Material for the task ::
(begin)
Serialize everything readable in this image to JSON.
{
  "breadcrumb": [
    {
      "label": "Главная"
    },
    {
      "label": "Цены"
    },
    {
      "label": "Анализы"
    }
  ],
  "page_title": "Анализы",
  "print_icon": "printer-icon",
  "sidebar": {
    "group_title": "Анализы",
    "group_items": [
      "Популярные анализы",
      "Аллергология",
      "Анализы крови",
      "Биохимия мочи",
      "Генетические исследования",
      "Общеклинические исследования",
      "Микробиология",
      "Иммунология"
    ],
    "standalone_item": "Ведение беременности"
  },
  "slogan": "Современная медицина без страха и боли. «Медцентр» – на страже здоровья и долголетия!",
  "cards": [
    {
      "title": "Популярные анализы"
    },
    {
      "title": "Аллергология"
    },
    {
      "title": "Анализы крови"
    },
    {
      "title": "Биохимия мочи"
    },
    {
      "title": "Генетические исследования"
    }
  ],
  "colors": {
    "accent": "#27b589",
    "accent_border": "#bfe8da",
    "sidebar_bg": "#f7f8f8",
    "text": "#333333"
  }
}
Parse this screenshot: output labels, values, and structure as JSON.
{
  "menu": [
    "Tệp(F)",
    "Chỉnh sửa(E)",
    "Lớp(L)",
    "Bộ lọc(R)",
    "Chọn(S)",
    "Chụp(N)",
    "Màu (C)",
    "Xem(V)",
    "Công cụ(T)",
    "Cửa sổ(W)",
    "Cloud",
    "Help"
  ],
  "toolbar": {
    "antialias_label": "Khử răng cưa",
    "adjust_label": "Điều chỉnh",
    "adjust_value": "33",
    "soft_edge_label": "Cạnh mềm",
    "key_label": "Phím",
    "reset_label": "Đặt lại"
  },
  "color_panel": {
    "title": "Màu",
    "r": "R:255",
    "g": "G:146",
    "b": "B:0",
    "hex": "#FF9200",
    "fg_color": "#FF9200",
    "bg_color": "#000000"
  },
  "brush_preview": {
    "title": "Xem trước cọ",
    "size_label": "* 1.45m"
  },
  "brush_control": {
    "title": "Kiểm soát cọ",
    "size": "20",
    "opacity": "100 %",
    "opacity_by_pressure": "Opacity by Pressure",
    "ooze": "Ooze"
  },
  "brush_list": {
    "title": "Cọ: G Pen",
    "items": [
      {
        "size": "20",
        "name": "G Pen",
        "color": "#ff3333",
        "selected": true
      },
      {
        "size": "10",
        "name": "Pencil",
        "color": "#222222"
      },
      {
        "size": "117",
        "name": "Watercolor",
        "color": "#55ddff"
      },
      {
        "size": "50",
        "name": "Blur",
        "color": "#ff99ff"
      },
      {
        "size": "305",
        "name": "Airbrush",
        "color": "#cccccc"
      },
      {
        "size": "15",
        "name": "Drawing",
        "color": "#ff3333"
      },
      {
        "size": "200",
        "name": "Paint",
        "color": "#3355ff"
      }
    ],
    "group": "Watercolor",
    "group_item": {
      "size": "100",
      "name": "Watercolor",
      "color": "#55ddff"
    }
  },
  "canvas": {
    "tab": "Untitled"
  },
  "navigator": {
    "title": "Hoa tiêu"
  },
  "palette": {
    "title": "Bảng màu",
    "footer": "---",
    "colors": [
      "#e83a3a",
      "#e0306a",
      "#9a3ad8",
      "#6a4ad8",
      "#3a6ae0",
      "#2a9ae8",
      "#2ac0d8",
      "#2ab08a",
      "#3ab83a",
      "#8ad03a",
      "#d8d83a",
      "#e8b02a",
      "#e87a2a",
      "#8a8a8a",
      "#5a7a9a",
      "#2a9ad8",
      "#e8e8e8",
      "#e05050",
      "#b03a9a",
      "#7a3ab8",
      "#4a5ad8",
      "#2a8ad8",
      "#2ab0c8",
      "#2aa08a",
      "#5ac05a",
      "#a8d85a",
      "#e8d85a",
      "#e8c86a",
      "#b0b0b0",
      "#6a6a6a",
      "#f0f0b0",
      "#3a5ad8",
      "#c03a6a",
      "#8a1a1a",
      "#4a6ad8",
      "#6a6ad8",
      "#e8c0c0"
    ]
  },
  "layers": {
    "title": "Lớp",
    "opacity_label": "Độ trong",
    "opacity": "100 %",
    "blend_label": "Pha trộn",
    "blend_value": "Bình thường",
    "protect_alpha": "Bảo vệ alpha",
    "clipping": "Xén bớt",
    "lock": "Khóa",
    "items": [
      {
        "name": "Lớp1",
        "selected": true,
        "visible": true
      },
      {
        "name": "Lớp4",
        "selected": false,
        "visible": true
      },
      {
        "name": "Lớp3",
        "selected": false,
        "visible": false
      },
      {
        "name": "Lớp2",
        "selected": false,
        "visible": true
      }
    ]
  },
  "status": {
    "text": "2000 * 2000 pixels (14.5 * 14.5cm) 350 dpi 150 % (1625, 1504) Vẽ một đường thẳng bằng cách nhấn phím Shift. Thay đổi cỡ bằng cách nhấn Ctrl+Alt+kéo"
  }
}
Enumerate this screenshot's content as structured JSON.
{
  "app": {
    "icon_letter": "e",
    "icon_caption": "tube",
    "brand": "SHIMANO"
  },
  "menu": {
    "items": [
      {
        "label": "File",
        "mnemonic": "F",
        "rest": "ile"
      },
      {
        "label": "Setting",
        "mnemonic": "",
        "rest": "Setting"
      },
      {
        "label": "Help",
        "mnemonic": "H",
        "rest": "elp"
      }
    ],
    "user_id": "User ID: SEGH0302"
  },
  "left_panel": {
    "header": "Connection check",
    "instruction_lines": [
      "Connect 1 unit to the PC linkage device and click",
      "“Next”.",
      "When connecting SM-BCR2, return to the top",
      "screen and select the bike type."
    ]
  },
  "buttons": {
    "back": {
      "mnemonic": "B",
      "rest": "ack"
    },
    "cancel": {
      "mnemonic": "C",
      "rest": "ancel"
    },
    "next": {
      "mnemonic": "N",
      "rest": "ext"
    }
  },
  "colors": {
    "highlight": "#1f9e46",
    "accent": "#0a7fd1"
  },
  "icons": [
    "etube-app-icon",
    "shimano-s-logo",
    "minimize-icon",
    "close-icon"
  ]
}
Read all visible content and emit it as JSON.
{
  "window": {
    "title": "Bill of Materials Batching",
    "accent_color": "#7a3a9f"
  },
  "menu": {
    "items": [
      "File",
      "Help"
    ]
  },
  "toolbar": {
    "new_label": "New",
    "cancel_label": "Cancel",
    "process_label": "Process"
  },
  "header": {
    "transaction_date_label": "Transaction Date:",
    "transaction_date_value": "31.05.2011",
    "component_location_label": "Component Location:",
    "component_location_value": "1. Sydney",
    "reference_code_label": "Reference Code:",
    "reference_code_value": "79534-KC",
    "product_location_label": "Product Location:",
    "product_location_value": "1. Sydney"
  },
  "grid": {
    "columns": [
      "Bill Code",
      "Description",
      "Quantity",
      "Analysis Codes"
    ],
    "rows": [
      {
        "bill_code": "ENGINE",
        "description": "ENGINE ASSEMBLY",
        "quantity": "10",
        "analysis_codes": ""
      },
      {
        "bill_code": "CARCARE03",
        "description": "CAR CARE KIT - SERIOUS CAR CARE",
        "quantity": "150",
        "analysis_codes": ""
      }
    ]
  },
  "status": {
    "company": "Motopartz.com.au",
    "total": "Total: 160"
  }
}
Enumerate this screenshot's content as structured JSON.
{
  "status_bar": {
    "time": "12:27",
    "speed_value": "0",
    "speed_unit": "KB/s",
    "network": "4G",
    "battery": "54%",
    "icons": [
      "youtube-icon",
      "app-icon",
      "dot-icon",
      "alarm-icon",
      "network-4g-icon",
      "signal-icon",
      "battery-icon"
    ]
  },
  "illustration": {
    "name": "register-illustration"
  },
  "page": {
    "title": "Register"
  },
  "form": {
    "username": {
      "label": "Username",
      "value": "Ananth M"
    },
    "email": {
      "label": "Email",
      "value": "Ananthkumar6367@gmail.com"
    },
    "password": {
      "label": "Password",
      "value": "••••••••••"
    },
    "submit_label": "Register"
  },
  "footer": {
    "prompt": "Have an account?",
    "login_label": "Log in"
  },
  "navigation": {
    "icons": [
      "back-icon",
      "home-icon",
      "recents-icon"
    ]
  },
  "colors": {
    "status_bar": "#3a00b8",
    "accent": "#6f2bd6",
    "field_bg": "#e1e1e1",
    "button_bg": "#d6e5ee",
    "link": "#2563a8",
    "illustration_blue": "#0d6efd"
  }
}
(end)
Directive :: Isolate each line of the listing above that includes "mnemonic". Copy it.

Exercise output ::
        "mnemonic": "F",
        "mnemonic": "",
        "mnemonic": "H",
      "mnemonic": "B",
      "mnemonic": "C",
      "mnemonic": "N",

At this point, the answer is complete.